[Figure record listings]
-- begin --

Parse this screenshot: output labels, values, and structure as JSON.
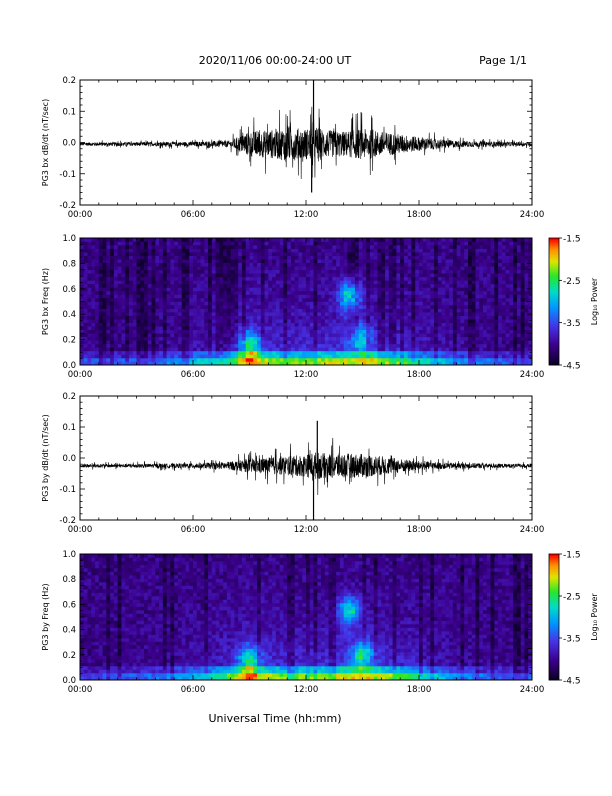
{
  "header": {
    "title": "2020/11/06  00:00-24:00 UT",
    "page": "Page 1/1"
  },
  "footer": {
    "xlabel": "Universal Time (hh:mm)"
  },
  "colors": {
    "axis": "#000000",
    "trace": "#000000",
    "spectro_bg": "#0b0030"
  },
  "chart_data": [
    {
      "type": "line",
      "component": "bx",
      "ylabel": "PG3 bx dB/dt (nT/sec)",
      "xlim": [
        0,
        24
      ],
      "ylim": [
        -0.2,
        0.2
      ],
      "xticks": [
        "00:00",
        "06:00",
        "12:00",
        "18:00",
        "24:00"
      ],
      "xtick_values": [
        0,
        6,
        12,
        18,
        24
      ],
      "yticks": [
        "0.2",
        "0.1",
        "0.0",
        "-0.1",
        "-0.2"
      ],
      "ytick_values": [
        0.2,
        0.1,
        0.0,
        -0.1,
        -0.2
      ],
      "baseline": -0.005,
      "envelope": {
        "x": [
          0,
          2,
          4,
          6,
          7,
          8,
          8.5,
          9,
          10,
          11,
          12,
          12.5,
          13,
          14,
          15,
          16,
          17,
          18,
          19,
          20,
          21,
          22,
          23,
          24
        ],
        "amp": [
          0.012,
          0.013,
          0.014,
          0.016,
          0.02,
          0.025,
          0.06,
          0.09,
          0.1,
          0.12,
          0.11,
          0.13,
          0.1,
          0.09,
          0.11,
          0.09,
          0.07,
          0.05,
          0.035,
          0.025,
          0.02,
          0.018,
          0.015,
          0.013
        ]
      },
      "spikes": [
        {
          "x": 12.4,
          "y": 0.2
        },
        {
          "x": 12.3,
          "y": -0.16
        }
      ]
    },
    {
      "type": "heatmap",
      "component": "bx",
      "ylabel": "PG3 bx Freq (Hz)",
      "xlim": [
        0,
        24
      ],
      "ylim": [
        0,
        1.0
      ],
      "xticks": [
        "00:00",
        "06:00",
        "12:00",
        "18:00",
        "24:00"
      ],
      "xtick_values": [
        0,
        6,
        12,
        18,
        24
      ],
      "yticks": [
        "1.0",
        "0.8",
        "0.6",
        "0.4",
        "0.2",
        "0.0"
      ],
      "ytick_values": [
        1.0,
        0.8,
        0.6,
        0.4,
        0.2,
        0.0
      ],
      "colorbar": {
        "label": "Log₁₀ Power",
        "ticks": [
          "-1.5",
          "-2.5",
          "-3.5",
          "-4.5"
        ],
        "tick_values": [
          -1.5,
          -2.5,
          -3.5,
          -4.5
        ],
        "range": [
          -4.5,
          -1.5
        ]
      },
      "features": [
        {
          "t": 9.0,
          "f": 0.15,
          "level": -3.0
        },
        {
          "t": 14.3,
          "f": 0.55,
          "level": -2.8
        },
        {
          "t": 14.8,
          "f": 0.2,
          "level": -3.1
        }
      ]
    },
    {
      "type": "line",
      "component": "by",
      "ylabel": "PG3 by dB/dt (nT/sec)",
      "xlim": [
        0,
        24
      ],
      "ylim": [
        -0.2,
        0.2
      ],
      "xticks": [
        "00:00",
        "06:00",
        "12:00",
        "18:00",
        "24:00"
      ],
      "xtick_values": [
        0,
        6,
        12,
        18,
        24
      ],
      "yticks": [
        "0.2",
        "0.1",
        "0.0",
        "-0.1",
        "-0.2"
      ],
      "ytick_values": [
        0.2,
        0.1,
        0.0,
        -0.1,
        -0.2
      ],
      "baseline": -0.025,
      "envelope": {
        "x": [
          0,
          2,
          4,
          6,
          7,
          8,
          8.5,
          9,
          10,
          11,
          12,
          12.5,
          13,
          14,
          15,
          16,
          17,
          18,
          19,
          20,
          21,
          22,
          23,
          24
        ],
        "amp": [
          0.012,
          0.013,
          0.015,
          0.018,
          0.022,
          0.03,
          0.04,
          0.05,
          0.06,
          0.07,
          0.08,
          0.1,
          0.09,
          0.09,
          0.085,
          0.07,
          0.05,
          0.035,
          0.025,
          0.02,
          0.018,
          0.016,
          0.014,
          0.012
        ]
      },
      "spikes": [
        {
          "x": 12.4,
          "y": -0.2
        },
        {
          "x": 12.6,
          "y": 0.12
        }
      ]
    },
    {
      "type": "heatmap",
      "component": "by",
      "ylabel": "PG3 by Freq (Hz)",
      "xlim": [
        0,
        24
      ],
      "ylim": [
        0,
        1.0
      ],
      "xticks": [
        "00:00",
        "06:00",
        "12:00",
        "18:00",
        "24:00"
      ],
      "xtick_values": [
        0,
        6,
        12,
        18,
        24
      ],
      "yticks": [
        "1.0",
        "0.8",
        "0.6",
        "0.4",
        "0.2",
        "0.0"
      ],
      "ytick_values": [
        1.0,
        0.8,
        0.6,
        0.4,
        0.2,
        0.0
      ],
      "colorbar": {
        "label": "Log₁₀ Power",
        "ticks": [
          "-1.5",
          "-2.5",
          "-3.5",
          "-4.5"
        ],
        "tick_values": [
          -1.5,
          -2.5,
          -3.5,
          -4.5
        ],
        "range": [
          -4.5,
          -1.5
        ]
      },
      "features": [
        {
          "t": 9.0,
          "f": 0.15,
          "level": -3.0
        },
        {
          "t": 14.3,
          "f": 0.55,
          "level": -2.9
        },
        {
          "t": 15.0,
          "f": 0.2,
          "level": -3.0
        }
      ]
    }
  ]
}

-- end --

THE EXERCISE
Would you mind returning each entry above word for word, skipping the images?

WRITTEN ANSWER
Parse this screenshot: output labels, values, and structure as JSON.
{
  "header": {
    "title": "2020/11/06  00:00-24:00 UT",
    "page": "Page 1/1"
  },
  "footer": {
    "xlabel": "Universal Time (hh:mm)"
  },
  "colors": {
    "axis": "#000000",
    "trace": "#000000",
    "spectro_bg": "#0b0030"
  },
  "chart_data": [
    {
      "type": "line",
      "component": "bx",
      "ylabel": "PG3 bx dB/dt (nT/sec)",
      "xlim": [
        0,
        24
      ],
      "ylim": [
        -0.2,
        0.2
      ],
      "xticks": [
        "00:00",
        "06:00",
        "12:00",
        "18:00",
        "24:00"
      ],
      "xtick_values": [
        0,
        6,
        12,
        18,
        24
      ],
      "yticks": [
        "0.2",
        "0.1",
        "0.0",
        "-0.1",
        "-0.2"
      ],
      "ytick_values": [
        0.2,
        0.1,
        0.0,
        -0.1,
        -0.2
      ],
      "baseline": -0.005,
      "envelope": {
        "x": [
          0,
          2,
          4,
          6,
          7,
          8,
          8.5,
          9,
          10,
          11,
          12,
          12.5,
          13,
          14,
          15,
          16,
          17,
          18,
          19,
          20,
          21,
          22,
          23,
          24
        ],
        "amp": [
          0.012,
          0.013,
          0.014,
          0.016,
          0.02,
          0.025,
          0.06,
          0.09,
          0.1,
          0.12,
          0.11,
          0.13,
          0.1,
          0.09,
          0.11,
          0.09,
          0.07,
          0.05,
          0.035,
          0.025,
          0.02,
          0.018,
          0.015,
          0.013
        ]
      },
      "spikes": [
        {
          "x": 12.4,
          "y": 0.2
        },
        {
          "x": 12.3,
          "y": -0.16
        }
      ]
    },
    {
      "type": "heatmap",
      "component": "bx",
      "ylabel": "PG3 bx Freq (Hz)",
      "xlim": [
        0,
        24
      ],
      "ylim": [
        0,
        1.0
      ],
      "xticks": [
        "00:00",
        "06:00",
        "12:00",
        "18:00",
        "24:00"
      ],
      "xtick_values": [
        0,
        6,
        12,
        18,
        24
      ],
      "yticks": [
        "1.0",
        "0.8",
        "0.6",
        "0.4",
        "0.2",
        "0.0"
      ],
      "ytick_values": [
        1.0,
        0.8,
        0.6,
        0.4,
        0.2,
        0.0
      ],
      "colorbar": {
        "label": "Log₁₀ Power",
        "ticks": [
          "-1.5",
          "-2.5",
          "-3.5",
          "-4.5"
        ],
        "tick_values": [
          -1.5,
          -2.5,
          -3.5,
          -4.5
        ],
        "range": [
          -4.5,
          -1.5
        ]
      },
      "features": [
        {
          "t": 9.0,
          "f": 0.15,
          "level": -3.0
        },
        {
          "t": 14.3,
          "f": 0.55,
          "level": -2.8
        },
        {
          "t": 14.8,
          "f": 0.2,
          "level": -3.1
        }
      ]
    },
    {
      "type": "line",
      "component": "by",
      "ylabel": "PG3 by dB/dt (nT/sec)",
      "xlim": [
        0,
        24
      ],
      "ylim": [
        -0.2,
        0.2
      ],
      "xticks": [
        "00:00",
        "06:00",
        "12:00",
        "18:00",
        "24:00"
      ],
      "xtick_values": [
        0,
        6,
        12,
        18,
        24
      ],
      "yticks": [
        "0.2",
        "0.1",
        "0.0",
        "-0.1",
        "-0.2"
      ],
      "ytick_values": [
        0.2,
        0.1,
        0.0,
        -0.1,
        -0.2
      ],
      "baseline": -0.025,
      "envelope": {
        "x": [
          0,
          2,
          4,
          6,
          7,
          8,
          8.5,
          9,
          10,
          11,
          12,
          12.5,
          13,
          14,
          15,
          16,
          17,
          18,
          19,
          20,
          21,
          22,
          23,
          24
        ],
        "amp": [
          0.012,
          0.013,
          0.015,
          0.018,
          0.022,
          0.03,
          0.04,
          0.05,
          0.06,
          0.07,
          0.08,
          0.1,
          0.09,
          0.09,
          0.085,
          0.07,
          0.05,
          0.035,
          0.025,
          0.02,
          0.018,
          0.016,
          0.014,
          0.012
        ]
      },
      "spikes": [
        {
          "x": 12.4,
          "y": -0.2
        },
        {
          "x": 12.6,
          "y": 0.12
        }
      ]
    },
    {
      "type": "heatmap",
      "component": "by",
      "ylabel": "PG3 by Freq (Hz)",
      "xlim": [
        0,
        24
      ],
      "ylim": [
        0,
        1.0
      ],
      "xticks": [
        "00:00",
        "06:00",
        "12:00",
        "18:00",
        "24:00"
      ],
      "xtick_values": [
        0,
        6,
        12,
        18,
        24
      ],
      "yticks": [
        "1.0",
        "0.8",
        "0.6",
        "0.4",
        "0.2",
        "0.0"
      ],
      "ytick_values": [
        1.0,
        0.8,
        0.6,
        0.4,
        0.2,
        0.0
      ],
      "colorbar": {
        "label": "Log₁₀ Power",
        "ticks": [
          "-1.5",
          "-2.5",
          "-3.5",
          "-4.5"
        ],
        "tick_values": [
          -1.5,
          -2.5,
          -3.5,
          -4.5
        ],
        "range": [
          -4.5,
          -1.5
        ]
      },
      "features": [
        {
          "t": 9.0,
          "f": 0.15,
          "level": -3.0
        },
        {
          "t": 14.3,
          "f": 0.55,
          "level": -2.9
        },
        {
          "t": 15.0,
          "f": 0.2,
          "level": -3.0
        }
      ]
    }
  ]
}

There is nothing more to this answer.